▸ **The input**

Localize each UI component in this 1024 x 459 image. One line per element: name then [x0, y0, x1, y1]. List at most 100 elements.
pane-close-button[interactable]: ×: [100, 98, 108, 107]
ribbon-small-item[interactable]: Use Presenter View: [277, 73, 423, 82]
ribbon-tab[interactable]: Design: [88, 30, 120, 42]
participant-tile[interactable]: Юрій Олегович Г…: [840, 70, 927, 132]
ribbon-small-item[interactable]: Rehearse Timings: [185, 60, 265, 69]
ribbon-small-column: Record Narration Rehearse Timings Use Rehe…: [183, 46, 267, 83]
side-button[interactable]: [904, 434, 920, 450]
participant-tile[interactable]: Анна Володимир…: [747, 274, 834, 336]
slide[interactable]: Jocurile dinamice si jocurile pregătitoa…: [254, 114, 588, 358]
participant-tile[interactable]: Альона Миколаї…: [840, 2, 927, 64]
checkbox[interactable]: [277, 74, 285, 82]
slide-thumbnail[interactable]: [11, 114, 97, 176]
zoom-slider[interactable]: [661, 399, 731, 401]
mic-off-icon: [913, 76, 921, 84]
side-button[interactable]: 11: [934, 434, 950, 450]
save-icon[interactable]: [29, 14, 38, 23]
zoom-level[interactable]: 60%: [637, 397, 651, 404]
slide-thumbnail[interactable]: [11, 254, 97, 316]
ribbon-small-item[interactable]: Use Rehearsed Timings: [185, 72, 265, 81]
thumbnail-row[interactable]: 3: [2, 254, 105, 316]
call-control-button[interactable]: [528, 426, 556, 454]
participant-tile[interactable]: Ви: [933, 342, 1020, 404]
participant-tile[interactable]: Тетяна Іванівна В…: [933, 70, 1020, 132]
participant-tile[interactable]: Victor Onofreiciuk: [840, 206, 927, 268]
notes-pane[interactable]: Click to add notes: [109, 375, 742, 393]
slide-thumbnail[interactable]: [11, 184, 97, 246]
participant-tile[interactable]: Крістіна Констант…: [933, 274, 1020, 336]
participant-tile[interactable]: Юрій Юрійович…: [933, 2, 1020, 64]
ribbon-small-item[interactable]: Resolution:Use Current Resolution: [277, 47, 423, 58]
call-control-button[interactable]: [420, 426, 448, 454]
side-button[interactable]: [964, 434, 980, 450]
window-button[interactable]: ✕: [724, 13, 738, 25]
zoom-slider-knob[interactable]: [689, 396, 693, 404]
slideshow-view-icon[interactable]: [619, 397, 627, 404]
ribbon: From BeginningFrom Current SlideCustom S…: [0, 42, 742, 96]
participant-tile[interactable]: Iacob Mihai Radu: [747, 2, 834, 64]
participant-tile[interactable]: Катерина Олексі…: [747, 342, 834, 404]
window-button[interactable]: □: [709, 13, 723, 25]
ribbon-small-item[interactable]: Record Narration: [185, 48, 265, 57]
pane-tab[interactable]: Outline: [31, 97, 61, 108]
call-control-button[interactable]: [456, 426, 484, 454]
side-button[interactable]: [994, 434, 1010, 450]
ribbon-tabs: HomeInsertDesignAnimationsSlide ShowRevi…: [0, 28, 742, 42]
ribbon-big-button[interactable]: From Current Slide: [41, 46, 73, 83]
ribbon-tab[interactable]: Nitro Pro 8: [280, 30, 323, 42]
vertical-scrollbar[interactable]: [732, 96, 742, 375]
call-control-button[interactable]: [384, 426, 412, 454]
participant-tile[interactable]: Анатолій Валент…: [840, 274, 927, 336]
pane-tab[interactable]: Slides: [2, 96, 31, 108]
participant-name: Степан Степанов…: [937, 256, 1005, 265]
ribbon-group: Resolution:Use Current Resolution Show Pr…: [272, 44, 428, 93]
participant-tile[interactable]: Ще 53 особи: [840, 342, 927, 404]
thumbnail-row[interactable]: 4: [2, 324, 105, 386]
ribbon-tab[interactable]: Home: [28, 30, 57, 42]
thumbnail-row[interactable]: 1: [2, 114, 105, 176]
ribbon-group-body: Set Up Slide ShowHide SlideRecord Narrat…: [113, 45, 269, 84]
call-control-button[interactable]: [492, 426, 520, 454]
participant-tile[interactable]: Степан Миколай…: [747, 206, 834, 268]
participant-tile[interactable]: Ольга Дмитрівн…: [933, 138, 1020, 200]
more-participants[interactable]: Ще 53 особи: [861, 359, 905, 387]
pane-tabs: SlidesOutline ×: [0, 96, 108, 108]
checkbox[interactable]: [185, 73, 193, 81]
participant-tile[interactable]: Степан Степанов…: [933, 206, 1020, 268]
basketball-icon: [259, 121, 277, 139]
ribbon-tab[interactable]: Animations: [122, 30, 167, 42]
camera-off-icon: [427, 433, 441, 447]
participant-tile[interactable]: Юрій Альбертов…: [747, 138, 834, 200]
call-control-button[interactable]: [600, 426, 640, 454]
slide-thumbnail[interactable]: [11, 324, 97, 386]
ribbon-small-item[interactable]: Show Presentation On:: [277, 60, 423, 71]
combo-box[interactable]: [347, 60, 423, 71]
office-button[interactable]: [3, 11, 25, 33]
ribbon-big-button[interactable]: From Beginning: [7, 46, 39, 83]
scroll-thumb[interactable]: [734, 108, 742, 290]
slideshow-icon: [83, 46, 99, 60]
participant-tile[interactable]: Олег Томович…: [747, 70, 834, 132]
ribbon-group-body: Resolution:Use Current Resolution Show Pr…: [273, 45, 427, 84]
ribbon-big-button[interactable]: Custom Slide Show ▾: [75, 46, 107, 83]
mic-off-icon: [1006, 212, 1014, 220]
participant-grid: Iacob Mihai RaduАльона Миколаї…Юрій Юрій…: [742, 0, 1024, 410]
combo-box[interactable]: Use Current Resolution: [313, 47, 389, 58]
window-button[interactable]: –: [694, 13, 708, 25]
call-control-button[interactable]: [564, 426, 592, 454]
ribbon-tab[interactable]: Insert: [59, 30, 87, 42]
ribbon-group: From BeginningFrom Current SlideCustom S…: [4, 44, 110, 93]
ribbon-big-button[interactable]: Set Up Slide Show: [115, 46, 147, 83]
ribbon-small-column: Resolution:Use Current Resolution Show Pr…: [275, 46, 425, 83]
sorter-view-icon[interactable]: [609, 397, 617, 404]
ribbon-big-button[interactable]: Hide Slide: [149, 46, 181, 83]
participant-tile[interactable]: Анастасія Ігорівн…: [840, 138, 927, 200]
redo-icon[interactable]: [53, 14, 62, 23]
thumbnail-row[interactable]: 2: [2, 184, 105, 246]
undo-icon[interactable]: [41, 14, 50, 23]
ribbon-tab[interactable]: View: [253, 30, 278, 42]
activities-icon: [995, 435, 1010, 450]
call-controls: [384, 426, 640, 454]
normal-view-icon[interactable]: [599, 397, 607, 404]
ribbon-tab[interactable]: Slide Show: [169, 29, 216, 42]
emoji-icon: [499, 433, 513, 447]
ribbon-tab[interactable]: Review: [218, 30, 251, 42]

▸ **Set exercise**
Render all of the data above as a Markdown table with the columns Row and Line, one numbered row per line, skipping any blank lines.

▸ **Written solution**
| Row | Line |
|---|---|
| 1 | Localize each UI component in this 1024 x 459 image. One line per element: name then [x0, y0, x1, y1]. List at most 100 elements. |
| 2 | pane-close-button[interactable]: ×: [100, 98, 108, 107] |
| 3 | ribbon-small-item[interactable]: Use Presenter View: [277, 73, 423, 82] |
| 4 | ribbon-tab[interactable]: Design: [88, 30, 120, 42] |
| 5 | participant-tile[interactable]: Юрій Олегович Г…: [840, 70, 927, 132] |
| 6 | ribbon-small-item[interactable]: Rehearse Timings: [185, 60, 265, 69] |
| 7 | ribbon-small-column: Record Narration Rehearse Timings Use Rehe…: [183, 46, 267, 83] |
| 8 | side-button[interactable]: [904, 434, 920, 450] |
| 9 | participant-tile[interactable]: Анна Володимир…: [747, 274, 834, 336] |
| 10 | slide[interactable]: Jocurile dinamice si jocurile pregătitoa…: [254, 114, 588, 358] |
| 11 | participant-tile[interactable]: Альона Миколаї…: [840, 2, 927, 64] |
| 12 | checkbox[interactable]: [277, 74, 285, 82] |
| 13 | slide-thumbnail[interactable]: [11, 114, 97, 176] |
| 14 | zoom-slider[interactable]: [661, 399, 731, 401] |
| 15 | mic-off-icon: [913, 76, 921, 84] |
| 16 | side-button[interactable]: 11: [934, 434, 950, 450] |
| 17 | save-icon[interactable]: [29, 14, 38, 23] |
| 18 | zoom-level[interactable]: 60%: [637, 397, 651, 404] |
| 19 | slide-thumbnail[interactable]: [11, 254, 97, 316] |
| 20 | ribbon-small-item[interactable]: Use Rehearsed Timings: [185, 72, 265, 81] |
| 21 | thumbnail-row[interactable]: 3: [2, 254, 105, 316] |
| 22 | call-control-button[interactable]: [528, 426, 556, 454] |
| 23 | participant-tile[interactable]: Ви: [933, 342, 1020, 404] |
| 24 | participant-tile[interactable]: Тетяна Іванівна В…: [933, 70, 1020, 132] |
| 25 | participant-tile[interactable]: Victor Onofreiciuk: [840, 206, 927, 268] |
| 26 | notes-pane[interactable]: Click to add notes: [109, 375, 742, 393] |
| 27 | slide-thumbnail[interactable]: [11, 184, 97, 246] |
| 28 | participant-tile[interactable]: Крістіна Констант…: [933, 274, 1020, 336] |
| 29 | participant-tile[interactable]: Юрій Юрійович…: [933, 2, 1020, 64] |
| 30 | ribbon-small-item[interactable]: Resolution:Use Current Resolution: [277, 47, 423, 58] |
| 31 | call-control-button[interactable]: [420, 426, 448, 454] |
| 32 | side-button[interactable]: [964, 434, 980, 450] |
| 33 | window-button[interactable]: ✕: [724, 13, 738, 25] |
| 34 | zoom-slider-knob[interactable]: [689, 396, 693, 404] |
| 35 | slideshow-view-icon[interactable]: [619, 397, 627, 404] |
| 36 | ribbon: From BeginningFrom Current SlideCustom S…: [0, 42, 742, 96] |
| 37 | participant-tile[interactable]: Iacob Mihai Radu: [747, 2, 834, 64] |
| 38 | participant-tile[interactable]: Катерина Олексі…: [747, 342, 834, 404] |
| 39 | window-button[interactable]: □: [709, 13, 723, 25] |
| 40 | ribbon-small-item[interactable]: Record Narration: [185, 48, 265, 57] |
| 41 | pane-tab[interactable]: Outline: [31, 97, 61, 108] |
| 42 | call-control-button[interactable]: [456, 426, 484, 454] |
| 43 | side-button[interactable]: [994, 434, 1010, 450] |
| 44 | ribbon-tabs: HomeInsertDesignAnimationsSlide ShowRevi…: [0, 28, 742, 42] |
| 45 | ribbon-big-button[interactable]: From Current Slide: [41, 46, 73, 83] |
| 46 | ribbon-tab[interactable]: Nitro Pro 8: [280, 30, 323, 42] |
| 47 | vertical-scrollbar[interactable]: [732, 96, 742, 375] |
| 48 | call-control-button[interactable]: [384, 426, 412, 454] |
| 49 | participant-tile[interactable]: Анатолій Валент…: [840, 274, 927, 336] |
| 50 | pane-tab[interactable]: Slides: [2, 96, 31, 108] |
| 51 | participant-name: Степан Степанов…: [937, 256, 1005, 265] |
| 52 | ribbon-group: Resolution:Use Current Resolution Show Pr…: [272, 44, 428, 93] |
| 53 | participant-tile[interactable]: Ще 53 особи: [840, 342, 927, 404] |
| 54 | thumbnail-row[interactable]: 4: [2, 324, 105, 386] |
| 55 | ribbon-tab[interactable]: Home: [28, 30, 57, 42] |
| 56 | thumbnail-row[interactable]: 1: [2, 114, 105, 176] |
| 57 | ribbon-group-body: Set Up Slide ShowHide SlideRecord Narrat…: [113, 45, 269, 84] |
| 58 | call-control-button[interactable]: [492, 426, 520, 454] |
| 59 | participant-tile[interactable]: Степан Миколай…: [747, 206, 834, 268] |
| 60 | participant-tile[interactable]: Ольга Дмитрівн…: [933, 138, 1020, 200] |
| 61 | more-participants[interactable]: Ще 53 особи: [861, 359, 905, 387] |
| 62 | pane-tabs: SlidesOutline ×: [0, 96, 108, 108] |
| 63 | checkbox[interactable]: [185, 73, 193, 81] |
| 64 | participant-tile[interactable]: Степан Степанов…: [933, 206, 1020, 268] |
| 65 | basketball-icon: [259, 121, 277, 139] |
| 66 | ribbon-tab[interactable]: Animations: [122, 30, 167, 42] |
| 67 | camera-off-icon: [427, 433, 441, 447] |
| 68 | participant-tile[interactable]: Юрій Альбертов…: [747, 138, 834, 200] |
| 69 | call-control-button[interactable]: [600, 426, 640, 454] |
| 70 | slide-thumbnail[interactable]: [11, 324, 97, 386] |
| 71 | ribbon-small-item[interactable]: Show Presentation On:: [277, 60, 423, 71] |
| 72 | combo-box[interactable]: [347, 60, 423, 71] |
| 73 | office-button[interactable]: [3, 11, 25, 33] |
| 74 | ribbon-big-button[interactable]: From Beginning: [7, 46, 39, 83] |
| 75 | scroll-thumb[interactable]: [734, 108, 742, 290] |
| 76 | slideshow-icon: [83, 46, 99, 60] |
| 77 | participant-tile[interactable]: Олег Томович…: [747, 70, 834, 132] |
| 78 | ribbon-group-body: Resolution:Use Current Resolution Show Pr…: [273, 45, 427, 84] |
| 79 | ribbon-big-button[interactable]: Custom Slide Show ▾: [75, 46, 107, 83] |
| 80 | mic-off-icon: [1006, 212, 1014, 220] |
| 81 | participant-grid: Iacob Mihai RaduАльона Миколаї…Юрій Юрій…: [742, 0, 1024, 410] |
| 82 | combo-box[interactable]: Use Current Resolution: [313, 47, 389, 58] |
| 83 | window-button[interactable]: –: [694, 13, 708, 25] |
| 84 | call-control-button[interactable]: [564, 426, 592, 454] |
| 85 | ribbon-tab[interactable]: Insert: [59, 30, 87, 42] |
| 86 | ribbon-group: From BeginningFrom Current SlideCustom S…: [4, 44, 110, 93] |
| 87 | ribbon-big-button[interactable]: Set Up Slide Show: [115, 46, 147, 83] |
| 88 | ribbon-small-column: Resolution:Use Current Resolution Show Pr…: [275, 46, 425, 83] |
| 89 | sorter-view-icon[interactable]: [609, 397, 617, 404] |
| 90 | ribbon-big-button[interactable]: Hide Slide: [149, 46, 181, 83] |
| 91 | participant-tile[interactable]: Анастасія Ігорівн…: [840, 138, 927, 200] |
| 92 | redo-icon[interactable]: [53, 14, 62, 23] |
| 93 | thumbnail-row[interactable]: 2: [2, 184, 105, 246] |
| 94 | undo-icon[interactable]: [41, 14, 50, 23] |
| 95 | ribbon-tab[interactable]: View: [253, 30, 278, 42] |
| 96 | activities-icon: [995, 435, 1010, 450] |
| 97 | call-controls: [384, 426, 640, 454] |
| 98 | normal-view-icon[interactable]: [599, 397, 607, 404] |
| 99 | ribbon-tab[interactable]: Slide Show: [169, 29, 216, 42] |
| 100 | emoji-icon: [499, 433, 513, 447] |
| 101 | ribbon-tab[interactable]: Review: [218, 30, 251, 42] |